Instructions for the task | Give every line below again, exactly.

--- START ---

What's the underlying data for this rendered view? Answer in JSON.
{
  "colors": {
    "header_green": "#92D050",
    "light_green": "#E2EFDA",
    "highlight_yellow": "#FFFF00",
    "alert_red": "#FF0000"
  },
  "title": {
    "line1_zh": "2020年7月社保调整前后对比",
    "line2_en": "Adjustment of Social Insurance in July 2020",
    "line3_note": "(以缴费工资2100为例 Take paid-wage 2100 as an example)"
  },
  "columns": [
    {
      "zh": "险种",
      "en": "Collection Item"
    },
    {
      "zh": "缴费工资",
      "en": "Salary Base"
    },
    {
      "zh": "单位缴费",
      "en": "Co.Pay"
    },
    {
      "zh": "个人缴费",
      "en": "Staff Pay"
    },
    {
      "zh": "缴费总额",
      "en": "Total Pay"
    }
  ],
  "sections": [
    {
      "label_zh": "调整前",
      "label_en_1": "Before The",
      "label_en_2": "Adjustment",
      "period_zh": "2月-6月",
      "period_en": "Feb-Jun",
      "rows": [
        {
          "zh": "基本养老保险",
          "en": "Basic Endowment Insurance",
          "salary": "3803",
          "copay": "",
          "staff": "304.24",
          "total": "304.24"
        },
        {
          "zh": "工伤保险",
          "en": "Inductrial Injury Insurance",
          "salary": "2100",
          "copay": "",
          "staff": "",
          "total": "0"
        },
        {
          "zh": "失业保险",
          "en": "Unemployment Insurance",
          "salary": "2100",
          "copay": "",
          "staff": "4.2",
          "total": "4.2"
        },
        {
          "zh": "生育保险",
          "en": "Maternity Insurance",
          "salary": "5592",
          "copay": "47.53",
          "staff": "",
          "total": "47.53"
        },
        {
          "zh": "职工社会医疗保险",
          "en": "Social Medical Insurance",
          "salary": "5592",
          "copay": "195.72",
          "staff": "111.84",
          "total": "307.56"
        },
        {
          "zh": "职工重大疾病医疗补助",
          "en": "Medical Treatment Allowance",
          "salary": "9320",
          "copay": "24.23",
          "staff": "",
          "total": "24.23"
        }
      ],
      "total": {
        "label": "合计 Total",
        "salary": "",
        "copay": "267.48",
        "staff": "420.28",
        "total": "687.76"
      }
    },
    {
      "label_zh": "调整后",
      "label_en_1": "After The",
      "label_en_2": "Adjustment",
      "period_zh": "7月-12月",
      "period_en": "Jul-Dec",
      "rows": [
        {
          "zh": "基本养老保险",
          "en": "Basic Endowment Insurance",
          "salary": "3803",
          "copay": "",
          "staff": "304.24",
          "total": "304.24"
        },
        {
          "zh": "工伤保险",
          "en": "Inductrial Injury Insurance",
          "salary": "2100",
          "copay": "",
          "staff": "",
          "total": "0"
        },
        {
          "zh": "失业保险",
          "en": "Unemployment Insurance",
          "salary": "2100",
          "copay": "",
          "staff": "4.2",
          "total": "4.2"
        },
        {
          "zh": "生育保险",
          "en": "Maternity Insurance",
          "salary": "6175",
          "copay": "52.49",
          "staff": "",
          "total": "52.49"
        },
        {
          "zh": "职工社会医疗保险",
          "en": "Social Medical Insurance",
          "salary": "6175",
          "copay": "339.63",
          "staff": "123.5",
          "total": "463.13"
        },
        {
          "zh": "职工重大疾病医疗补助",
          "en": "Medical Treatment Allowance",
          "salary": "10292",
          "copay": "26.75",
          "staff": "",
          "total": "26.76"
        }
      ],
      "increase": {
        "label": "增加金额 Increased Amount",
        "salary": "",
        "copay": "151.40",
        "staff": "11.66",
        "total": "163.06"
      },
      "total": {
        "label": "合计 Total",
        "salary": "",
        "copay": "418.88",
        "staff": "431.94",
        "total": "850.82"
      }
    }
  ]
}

--- END ---

Response to the exercise |
What's the underlying data for this rendered view? Answer in JSON.
{
  "colors": {
    "header_green": "#92D050",
    "light_green": "#E2EFDA",
    "highlight_yellow": "#FFFF00",
    "alert_red": "#FF0000"
  },
  "title": {
    "line1_zh": "2020年7月社保调整前后对比",
    "line2_en": "Adjustment of Social Insurance in July 2020",
    "line3_note": "(以缴费工资2100为例 Take paid-wage 2100 as an example)"
  },
  "columns": [
    {
      "zh": "险种",
      "en": "Collection Item"
    },
    {
      "zh": "缴费工资",
      "en": "Salary Base"
    },
    {
      "zh": "单位缴费",
      "en": "Co.Pay"
    },
    {
      "zh": "个人缴费",
      "en": "Staff Pay"
    },
    {
      "zh": "缴费总额",
      "en": "Total Pay"
    }
  ],
  "sections": [
    {
      "label_zh": "调整前",
      "label_en_1": "Before The",
      "label_en_2": "Adjustment",
      "period_zh": "2月-6月",
      "period_en": "Feb-Jun",
      "rows": [
        {
          "zh": "基本养老保险",
          "en": "Basic Endowment Insurance",
          "salary": "3803",
          "copay": "",
          "staff": "304.24",
          "total": "304.24"
        },
        {
          "zh": "工伤保险",
          "en": "Inductrial Injury Insurance",
          "salary": "2100",
          "copay": "",
          "staff": "",
          "total": "0"
        },
        {
          "zh": "失业保险",
          "en": "Unemployment Insurance",
          "salary": "2100",
          "copay": "",
          "staff": "4.2",
          "total": "4.2"
        },
        {
          "zh": "生育保险",
          "en": "Maternity Insurance",
          "salary": "5592",
          "copay": "47.53",
          "staff": "",
          "total": "47.53"
        },
        {
          "zh": "职工社会医疗保险",
          "en": "Social Medical Insurance",
          "salary": "5592",
          "copay": "195.72",
          "staff": "111.84",
          "total": "307.56"
        },
        {
          "zh": "职工重大疾病医疗补助",
          "en": "Medical Treatment Allowance",
          "salary": "9320",
          "copay": "24.23",
          "staff": "",
          "total": "24.23"
        }
      ],
      "total": {
        "label": "合计 Total",
        "salary": "",
        "copay": "267.48",
        "staff": "420.28",
        "total": "687.76"
      }
    },
    {
      "label_zh": "调整后",
      "label_en_1": "After The",
      "label_en_2": "Adjustment",
      "period_zh": "7月-12月",
      "period_en": "Jul-Dec",
      "rows": [
        {
          "zh": "基本养老保险",
          "en": "Basic Endowment Insurance",
          "salary": "3803",
          "copay": "",
          "staff": "304.24",
          "total": "304.24"
        },
        {
          "zh": "工伤保险",
          "en": "Inductrial Injury Insurance",
          "salary": "2100",
          "copay": "",
          "staff": "",
          "total": "0"
        },
        {
          "zh": "失业保险",
          "en": "Unemployment Insurance",
          "salary": "2100",
          "copay": "",
          "staff": "4.2",
          "total": "4.2"
        },
        {
          "zh": "生育保险",
          "en": "Maternity Insurance",
          "salary": "6175",
          "copay": "52.49",
          "staff": "",
          "total": "52.49"
        },
        {
          "zh": "职工社会医疗保险",
          "en": "Social Medical Insurance",
          "salary": "6175",
          "copay": "339.63",
          "staff": "123.5",
          "total": "463.13"
        },
        {
          "zh": "职工重大疾病医疗补助",
          "en": "Medical Treatment Allowance",
          "salary": "10292",
          "copay": "26.75",
          "staff": "",
          "total": "26.76"
        }
      ],
      "increase": {
        "label": "增加金额 Increased Amount",
        "salary": "",
        "copay": "151.40",
        "staff": "11.66",
        "total": "163.06"
      },
      "total": {
        "label": "合计 Total",
        "salary": "",
        "copay": "418.88",
        "staff": "431.94",
        "total": "850.82"
      }
    }
  ]
}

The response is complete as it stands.